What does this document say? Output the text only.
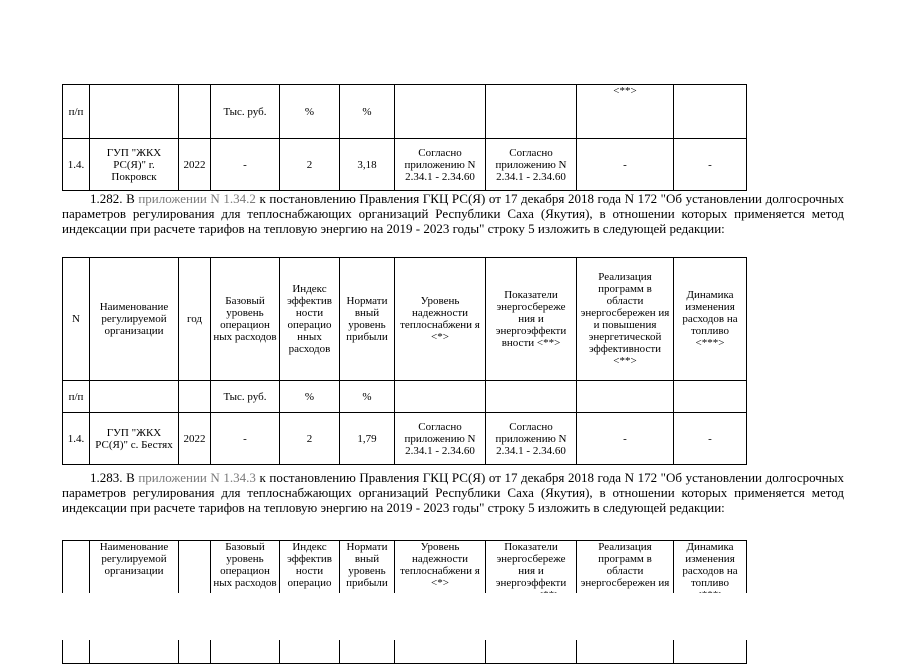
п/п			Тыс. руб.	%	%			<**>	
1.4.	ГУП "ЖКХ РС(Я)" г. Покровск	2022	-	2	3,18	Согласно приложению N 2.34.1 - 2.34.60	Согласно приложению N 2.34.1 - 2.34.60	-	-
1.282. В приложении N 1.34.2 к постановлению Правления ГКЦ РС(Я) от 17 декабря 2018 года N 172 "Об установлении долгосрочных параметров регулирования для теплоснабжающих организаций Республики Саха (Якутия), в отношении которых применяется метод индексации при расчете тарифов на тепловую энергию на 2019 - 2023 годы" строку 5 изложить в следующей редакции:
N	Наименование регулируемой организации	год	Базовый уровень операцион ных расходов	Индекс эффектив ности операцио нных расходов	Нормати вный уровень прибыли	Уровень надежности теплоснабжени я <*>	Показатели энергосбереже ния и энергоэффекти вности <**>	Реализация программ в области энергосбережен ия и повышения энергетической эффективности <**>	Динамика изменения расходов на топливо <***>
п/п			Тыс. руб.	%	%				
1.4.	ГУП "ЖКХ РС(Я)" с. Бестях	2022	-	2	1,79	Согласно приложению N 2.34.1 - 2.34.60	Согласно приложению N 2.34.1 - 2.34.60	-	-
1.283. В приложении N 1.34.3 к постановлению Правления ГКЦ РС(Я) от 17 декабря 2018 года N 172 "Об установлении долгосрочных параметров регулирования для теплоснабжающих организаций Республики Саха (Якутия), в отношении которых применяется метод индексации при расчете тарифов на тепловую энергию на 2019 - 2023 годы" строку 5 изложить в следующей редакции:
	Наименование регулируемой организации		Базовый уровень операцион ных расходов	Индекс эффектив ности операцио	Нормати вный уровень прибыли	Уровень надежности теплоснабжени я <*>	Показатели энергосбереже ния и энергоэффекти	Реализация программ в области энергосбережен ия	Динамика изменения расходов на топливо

▬▬▬▬▬▬▬▬▬▬

Provide only the number of lines in the records containing the string "отношении".

2